Report every entry below that contains the string "related", copying each one in full. Matching is case-sensitive.

Data listing

● ● ● ●

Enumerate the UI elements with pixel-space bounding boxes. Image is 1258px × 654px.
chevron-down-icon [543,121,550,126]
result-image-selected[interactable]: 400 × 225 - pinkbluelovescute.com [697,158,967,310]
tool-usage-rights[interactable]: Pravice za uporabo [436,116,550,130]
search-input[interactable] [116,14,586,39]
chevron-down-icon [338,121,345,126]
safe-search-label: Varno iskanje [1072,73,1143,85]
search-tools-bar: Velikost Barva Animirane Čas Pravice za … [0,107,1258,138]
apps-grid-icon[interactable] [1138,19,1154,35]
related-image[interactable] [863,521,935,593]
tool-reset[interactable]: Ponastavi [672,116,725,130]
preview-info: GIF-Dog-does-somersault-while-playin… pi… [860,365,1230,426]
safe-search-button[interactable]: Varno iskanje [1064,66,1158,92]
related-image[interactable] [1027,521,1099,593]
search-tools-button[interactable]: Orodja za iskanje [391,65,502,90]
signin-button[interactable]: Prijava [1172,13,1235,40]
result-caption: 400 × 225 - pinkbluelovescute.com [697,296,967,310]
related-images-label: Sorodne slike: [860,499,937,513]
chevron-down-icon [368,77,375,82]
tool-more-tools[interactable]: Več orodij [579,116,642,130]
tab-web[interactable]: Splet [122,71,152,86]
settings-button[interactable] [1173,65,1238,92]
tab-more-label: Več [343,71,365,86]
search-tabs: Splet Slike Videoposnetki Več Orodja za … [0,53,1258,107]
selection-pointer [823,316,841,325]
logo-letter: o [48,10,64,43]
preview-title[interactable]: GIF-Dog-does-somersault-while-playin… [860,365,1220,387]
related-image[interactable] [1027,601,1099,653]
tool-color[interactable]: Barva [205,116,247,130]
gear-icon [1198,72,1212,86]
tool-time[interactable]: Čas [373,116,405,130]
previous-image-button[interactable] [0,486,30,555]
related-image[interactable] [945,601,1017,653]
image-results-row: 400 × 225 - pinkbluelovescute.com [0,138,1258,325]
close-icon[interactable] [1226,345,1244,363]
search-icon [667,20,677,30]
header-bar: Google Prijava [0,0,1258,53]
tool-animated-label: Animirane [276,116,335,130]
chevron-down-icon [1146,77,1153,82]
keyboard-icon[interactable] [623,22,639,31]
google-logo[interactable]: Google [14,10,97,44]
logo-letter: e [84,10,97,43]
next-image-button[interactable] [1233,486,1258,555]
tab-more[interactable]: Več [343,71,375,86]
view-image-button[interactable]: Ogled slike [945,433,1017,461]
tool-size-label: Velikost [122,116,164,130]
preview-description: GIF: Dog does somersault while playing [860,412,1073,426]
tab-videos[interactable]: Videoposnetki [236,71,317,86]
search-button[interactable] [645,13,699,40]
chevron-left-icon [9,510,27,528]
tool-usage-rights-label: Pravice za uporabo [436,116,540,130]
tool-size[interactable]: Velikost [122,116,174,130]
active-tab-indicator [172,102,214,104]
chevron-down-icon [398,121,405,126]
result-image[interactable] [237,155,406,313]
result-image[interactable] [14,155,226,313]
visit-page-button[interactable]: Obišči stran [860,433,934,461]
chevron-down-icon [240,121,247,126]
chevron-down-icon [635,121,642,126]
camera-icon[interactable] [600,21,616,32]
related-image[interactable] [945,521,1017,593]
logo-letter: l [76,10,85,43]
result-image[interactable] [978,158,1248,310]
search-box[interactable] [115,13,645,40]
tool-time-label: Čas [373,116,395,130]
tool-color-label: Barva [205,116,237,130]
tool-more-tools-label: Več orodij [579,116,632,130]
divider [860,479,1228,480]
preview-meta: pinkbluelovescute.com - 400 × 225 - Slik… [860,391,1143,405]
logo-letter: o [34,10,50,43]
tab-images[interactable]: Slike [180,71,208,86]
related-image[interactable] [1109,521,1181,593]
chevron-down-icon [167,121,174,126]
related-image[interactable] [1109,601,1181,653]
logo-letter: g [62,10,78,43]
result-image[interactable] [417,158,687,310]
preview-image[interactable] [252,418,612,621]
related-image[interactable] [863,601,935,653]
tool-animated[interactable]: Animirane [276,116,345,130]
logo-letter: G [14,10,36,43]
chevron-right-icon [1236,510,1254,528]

● ● ● ●

• [Solution]
related-image[interactable] [863,521,935,593]
related-image[interactable] [1027,521,1099,593]
related-images-label: Sorodne slike: [860,499,937,513]
related-image[interactable] [1027,601,1099,653]
related-image[interactable] [945,601,1017,653]
related-image[interactable] [945,521,1017,593]
related-image[interactable] [1109,521,1181,593]
related-image[interactable] [1109,601,1181,653]
related-image[interactable] [863,601,935,653]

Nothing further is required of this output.